## start Task data

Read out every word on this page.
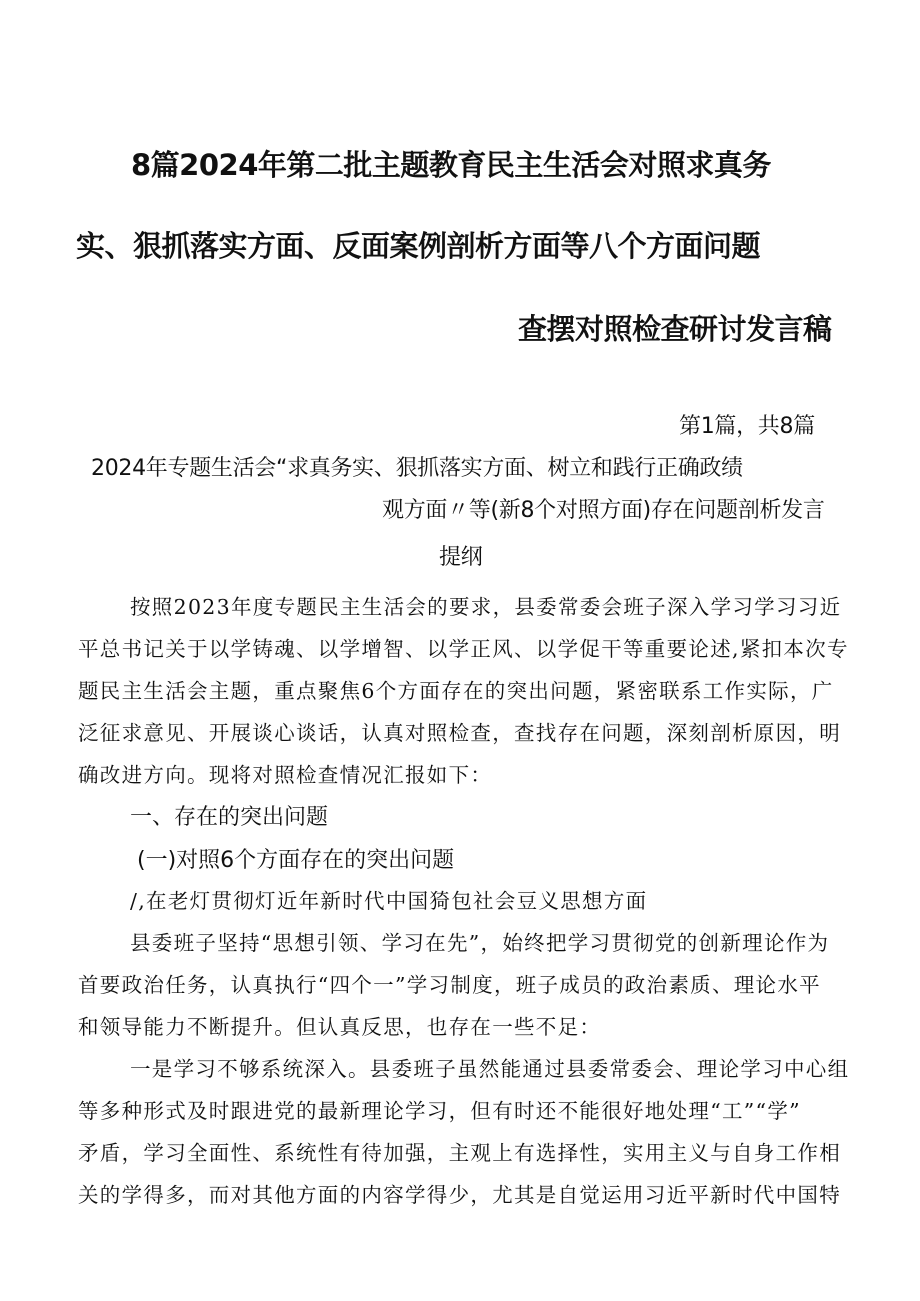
8篇2024年第二批主题教育民主生活会对照求真务
实、狠抓落实方面、反面案例剖析方面等八个方面问题
查摆对照检查研讨发言稿
第1篇，共8篇
2024年专题生活会“求真务实、狠抓落实方面、树立和践行正确政绩
观方面〃等(新8个对照方面)存在问题剖析发言
提纲
按照2023年度专题民主生活会的要求，县委常委会班子深入学习学习习近
平总书记关于以学铸魂、以学增智、以学正风、以学促干等重要论述,紧扣本次专
题民主生活会主题，重点聚焦6个方面存在的突出问题，紧密联系工作实际，广
泛征求意见、开展谈心谈话，认真对照检查，查找存在问题，深刻剖析原因，明
确改进方向。现将对照检查情况汇报如下：
一、存在的突出问题
(一)对照6个方面存在的突出问题
/,在老灯贯彻灯近年新时代中国猗包社会豆义思想方面
县委班子坚持“思想引领、学习在先”，始终把学习贯彻党的创新理论作为
首要政治任务，认真执行“四个一”学习制度，班子成员的政治素质、理论水平
和领导能力不断提升。但认真反思，也存在一些不足：
一是学习不够系统深入。县委班子虽然能通过县委常委会、理论学习中心组
等多种形式及时跟进党的最新理论学习，但有时还不能很好地处理“工”“学”
矛盾，学习全面性、系统性有待加强，主观上有选择性，实用主义与自身工作相
关的学得多，而对其他方面的内容学得少，尤其是自觉运用习近平新时代中国特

## end Task data

Required task.
In your copy of the listing above, reproduce each line exactly and omit all pictures.

Answer for this exercise.
Read out every word on this page.
8篇2024年第二批主题教育民主生活会对照求真务
实、狠抓落实方面、反面案例剖析方面等八个方面问题
查摆对照检查研讨发言稿
第1篇，共8篇
2024年专题生活会“求真务实、狠抓落实方面、树立和践行正确政绩
观方面〃等(新8个对照方面)存在问题剖析发言
提纲
按照2023年度专题民主生活会的要求，县委常委会班子深入学习学习习近
平总书记关于以学铸魂、以学增智、以学正风、以学促干等重要论述,紧扣本次专
题民主生活会主题，重点聚焦6个方面存在的突出问题，紧密联系工作实际，广
泛征求意见、开展谈心谈话，认真对照检查，查找存在问题，深刻剖析原因，明
确改进方向。现将对照检查情况汇报如下：
一、存在的突出问题
(一)对照6个方面存在的突出问题
/,在老灯贯彻灯近年新时代中国猗包社会豆义思想方面
县委班子坚持“思想引领、学习在先”，始终把学习贯彻党的创新理论作为
首要政治任务，认真执行“四个一”学习制度，班子成员的政治素质、理论水平
和领导能力不断提升。但认真反思，也存在一些不足：
一是学习不够系统深入。县委班子虽然能通过县委常委会、理论学习中心组
等多种形式及时跟进党的最新理论学习，但有时还不能很好地处理“工”“学”
矛盾，学习全面性、系统性有待加强，主观上有选择性，实用主义与自身工作相
关的学得多，而对其他方面的内容学得少，尤其是自觉运用习近平新时代中国特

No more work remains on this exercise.